» Input records
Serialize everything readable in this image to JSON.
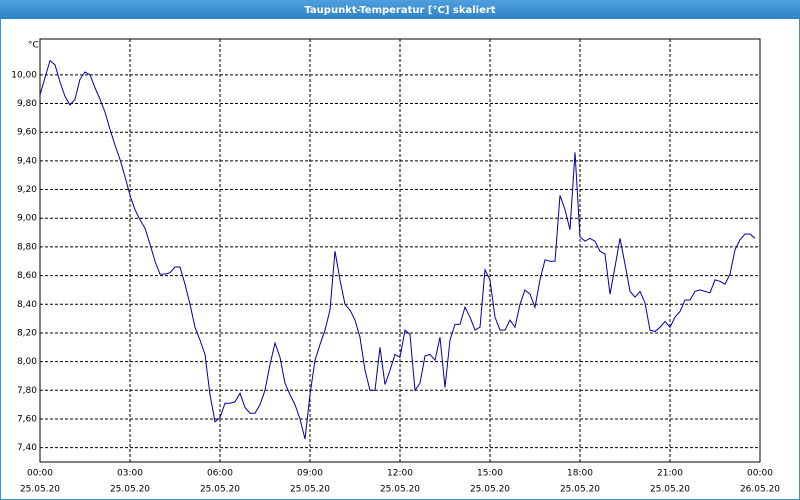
{
  "chart_data": {
    "type": "line",
    "title": "Taupunkt-Temperatur [°C] skaliert",
    "y_unit": "°C",
    "x": [
      0,
      10,
      20,
      30,
      40,
      50,
      60,
      70,
      80,
      90,
      100,
      110,
      120,
      130,
      140,
      150,
      160,
      170,
      180,
      190,
      200,
      210,
      220,
      230,
      240,
      250,
      260,
      270,
      280,
      290,
      300,
      310,
      320,
      330,
      340,
      350,
      360,
      370,
      380,
      390,
      400,
      410,
      420,
      430,
      440,
      450,
      460,
      470,
      480,
      490,
      500,
      510,
      520,
      530,
      540,
      550,
      560,
      570,
      580,
      590,
      600,
      610,
      620,
      630,
      640,
      650,
      660,
      670,
      680,
      690,
      700,
      710,
      720,
      730,
      740,
      750,
      760,
      770,
      780,
      790,
      800,
      810,
      820,
      830,
      840,
      850,
      860,
      870,
      880,
      890,
      900,
      910,
      920,
      930,
      940,
      950,
      960,
      970,
      980,
      990,
      1000,
      1010,
      1020,
      1030,
      1040,
      1050,
      1060,
      1070,
      1080,
      1090,
      1100,
      1110,
      1120,
      1130,
      1140,
      1150,
      1160,
      1170,
      1180,
      1190,
      1200,
      1210,
      1220,
      1230,
      1240,
      1250,
      1260,
      1270,
      1280,
      1290,
      1300,
      1310,
      1320,
      1330,
      1340,
      1350,
      1360,
      1370,
      1380,
      1390,
      1400,
      1410,
      1420,
      1430
    ],
    "values": [
      9.86,
      9.98,
      10.1,
      10.07,
      9.95,
      9.85,
      9.79,
      9.83,
      9.97,
      10.02,
      10.0,
      9.91,
      9.83,
      9.74,
      9.62,
      9.51,
      9.41,
      9.29,
      9.16,
      9.06,
      8.99,
      8.93,
      8.82,
      8.7,
      8.61,
      8.61,
      8.62,
      8.66,
      8.66,
      8.54,
      8.4,
      8.24,
      8.15,
      8.05,
      7.77,
      7.58,
      7.61,
      7.71,
      7.71,
      7.72,
      7.78,
      7.68,
      7.64,
      7.64,
      7.7,
      7.8,
      7.98,
      8.13,
      8.03,
      7.85,
      7.77,
      7.7,
      7.6,
      7.46,
      7.77,
      8.01,
      8.12,
      8.22,
      8.36,
      8.77,
      8.57,
      8.4,
      8.36,
      8.29,
      8.17,
      7.94,
      7.8,
      7.8,
      8.1,
      7.84,
      7.94,
      8.05,
      8.03,
      8.22,
      8.19,
      7.8,
      7.85,
      8.04,
      8.05,
      8.01,
      8.17,
      7.82,
      8.15,
      8.26,
      8.26,
      8.38,
      8.31,
      8.22,
      8.24,
      8.64,
      8.57,
      8.31,
      8.22,
      8.22,
      8.29,
      8.24,
      8.4,
      8.5,
      8.47,
      8.38,
      8.57,
      8.71,
      8.7,
      8.7,
      9.16,
      9.06,
      8.92,
      9.46,
      8.87,
      8.84,
      8.86,
      8.84,
      8.77,
      8.75,
      8.47,
      8.66,
      8.86,
      8.68,
      8.49,
      8.45,
      8.49,
      8.41,
      8.22,
      8.21,
      8.24,
      8.28,
      8.24,
      8.31,
      8.35,
      8.43,
      8.43,
      8.49,
      8.5,
      8.49,
      8.48,
      8.57,
      8.56,
      8.54,
      8.61,
      8.78,
      8.85,
      8.89,
      8.89,
      8.86
    ],
    "color": "#0000a8",
    "xlim": [
      0,
      1440
    ],
    "xticks": [
      {
        "value": 0,
        "label": "00:00",
        "date": "25.05.20"
      },
      {
        "value": 180,
        "label": "03:00",
        "date": "25.05.20"
      },
      {
        "value": 360,
        "label": "06:00",
        "date": "25.05.20"
      },
      {
        "value": 540,
        "label": "09:00",
        "date": "25.05.20"
      },
      {
        "value": 720,
        "label": "12:00",
        "date": "25.05.20"
      },
      {
        "value": 900,
        "label": "15:00",
        "date": "25.05.20"
      },
      {
        "value": 1080,
        "label": "18:00",
        "date": "25.05.20"
      },
      {
        "value": 1260,
        "label": "21:00",
        "date": "25.05.20"
      },
      {
        "value": 1440,
        "label": "00:00",
        "date": "26.05.20"
      }
    ],
    "ylim": [
      7.3,
      10.25
    ],
    "yticks": [
      {
        "value": 7.4,
        "label": "7,40"
      },
      {
        "value": 7.6,
        "label": "7,60"
      },
      {
        "value": 7.8,
        "label": "7,80"
      },
      {
        "value": 8.0,
        "label": "8,00"
      },
      {
        "value": 8.2,
        "label": "8,20"
      },
      {
        "value": 8.4,
        "label": "8,40"
      },
      {
        "value": 8.6,
        "label": "8,60"
      },
      {
        "value": 8.8,
        "label": "8,80"
      },
      {
        "value": 9.0,
        "label": "9,00"
      },
      {
        "value": 9.2,
        "label": "9,20"
      },
      {
        "value": 9.4,
        "label": "9,40"
      },
      {
        "value": 9.6,
        "label": "9,60"
      },
      {
        "value": 9.8,
        "label": "9,80"
      },
      {
        "value": 10.0,
        "label": "10,00"
      }
    ],
    "grid": true
  }
}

» Work required
Print every record above exactly as written, leaving out the pictures.

» Worked solution
Serialize everything readable in this image to JSON.
{
  "chart_data": {
    "type": "line",
    "title": "Taupunkt-Temperatur [°C] skaliert",
    "y_unit": "°C",
    "x": [
      0,
      10,
      20,
      30,
      40,
      50,
      60,
      70,
      80,
      90,
      100,
      110,
      120,
      130,
      140,
      150,
      160,
      170,
      180,
      190,
      200,
      210,
      220,
      230,
      240,
      250,
      260,
      270,
      280,
      290,
      300,
      310,
      320,
      330,
      340,
      350,
      360,
      370,
      380,
      390,
      400,
      410,
      420,
      430,
      440,
      450,
      460,
      470,
      480,
      490,
      500,
      510,
      520,
      530,
      540,
      550,
      560,
      570,
      580,
      590,
      600,
      610,
      620,
      630,
      640,
      650,
      660,
      670,
      680,
      690,
      700,
      710,
      720,
      730,
      740,
      750,
      760,
      770,
      780,
      790,
      800,
      810,
      820,
      830,
      840,
      850,
      860,
      870,
      880,
      890,
      900,
      910,
      920,
      930,
      940,
      950,
      960,
      970,
      980,
      990,
      1000,
      1010,
      1020,
      1030,
      1040,
      1050,
      1060,
      1070,
      1080,
      1090,
      1100,
      1110,
      1120,
      1130,
      1140,
      1150,
      1160,
      1170,
      1180,
      1190,
      1200,
      1210,
      1220,
      1230,
      1240,
      1250,
      1260,
      1270,
      1280,
      1290,
      1300,
      1310,
      1320,
      1330,
      1340,
      1350,
      1360,
      1370,
      1380,
      1390,
      1400,
      1410,
      1420,
      1430
    ],
    "values": [
      9.86,
      9.98,
      10.1,
      10.07,
      9.95,
      9.85,
      9.79,
      9.83,
      9.97,
      10.02,
      10.0,
      9.91,
      9.83,
      9.74,
      9.62,
      9.51,
      9.41,
      9.29,
      9.16,
      9.06,
      8.99,
      8.93,
      8.82,
      8.7,
      8.61,
      8.61,
      8.62,
      8.66,
      8.66,
      8.54,
      8.4,
      8.24,
      8.15,
      8.05,
      7.77,
      7.58,
      7.61,
      7.71,
      7.71,
      7.72,
      7.78,
      7.68,
      7.64,
      7.64,
      7.7,
      7.8,
      7.98,
      8.13,
      8.03,
      7.85,
      7.77,
      7.7,
      7.6,
      7.46,
      7.77,
      8.01,
      8.12,
      8.22,
      8.36,
      8.77,
      8.57,
      8.4,
      8.36,
      8.29,
      8.17,
      7.94,
      7.8,
      7.8,
      8.1,
      7.84,
      7.94,
      8.05,
      8.03,
      8.22,
      8.19,
      7.8,
      7.85,
      8.04,
      8.05,
      8.01,
      8.17,
      7.82,
      8.15,
      8.26,
      8.26,
      8.38,
      8.31,
      8.22,
      8.24,
      8.64,
      8.57,
      8.31,
      8.22,
      8.22,
      8.29,
      8.24,
      8.4,
      8.5,
      8.47,
      8.38,
      8.57,
      8.71,
      8.7,
      8.7,
      9.16,
      9.06,
      8.92,
      9.46,
      8.87,
      8.84,
      8.86,
      8.84,
      8.77,
      8.75,
      8.47,
      8.66,
      8.86,
      8.68,
      8.49,
      8.45,
      8.49,
      8.41,
      8.22,
      8.21,
      8.24,
      8.28,
      8.24,
      8.31,
      8.35,
      8.43,
      8.43,
      8.49,
      8.5,
      8.49,
      8.48,
      8.57,
      8.56,
      8.54,
      8.61,
      8.78,
      8.85,
      8.89,
      8.89,
      8.86
    ],
    "color": "#0000a8",
    "xlim": [
      0,
      1440
    ],
    "xticks": [
      {
        "value": 0,
        "label": "00:00",
        "date": "25.05.20"
      },
      {
        "value": 180,
        "label": "03:00",
        "date": "25.05.20"
      },
      {
        "value": 360,
        "label": "06:00",
        "date": "25.05.20"
      },
      {
        "value": 540,
        "label": "09:00",
        "date": "25.05.20"
      },
      {
        "value": 720,
        "label": "12:00",
        "date": "25.05.20"
      },
      {
        "value": 900,
        "label": "15:00",
        "date": "25.05.20"
      },
      {
        "value": 1080,
        "label": "18:00",
        "date": "25.05.20"
      },
      {
        "value": 1260,
        "label": "21:00",
        "date": "25.05.20"
      },
      {
        "value": 1440,
        "label": "00:00",
        "date": "26.05.20"
      }
    ],
    "ylim": [
      7.3,
      10.25
    ],
    "yticks": [
      {
        "value": 7.4,
        "label": "7,40"
      },
      {
        "value": 7.6,
        "label": "7,60"
      },
      {
        "value": 7.8,
        "label": "7,80"
      },
      {
        "value": 8.0,
        "label": "8,00"
      },
      {
        "value": 8.2,
        "label": "8,20"
      },
      {
        "value": 8.4,
        "label": "8,40"
      },
      {
        "value": 8.6,
        "label": "8,60"
      },
      {
        "value": 8.8,
        "label": "8,80"
      },
      {
        "value": 9.0,
        "label": "9,00"
      },
      {
        "value": 9.2,
        "label": "9,20"
      },
      {
        "value": 9.4,
        "label": "9,40"
      },
      {
        "value": 9.6,
        "label": "9,60"
      },
      {
        "value": 9.8,
        "label": "9,80"
      },
      {
        "value": 10.0,
        "label": "10,00"
      }
    ],
    "grid": true
  }
}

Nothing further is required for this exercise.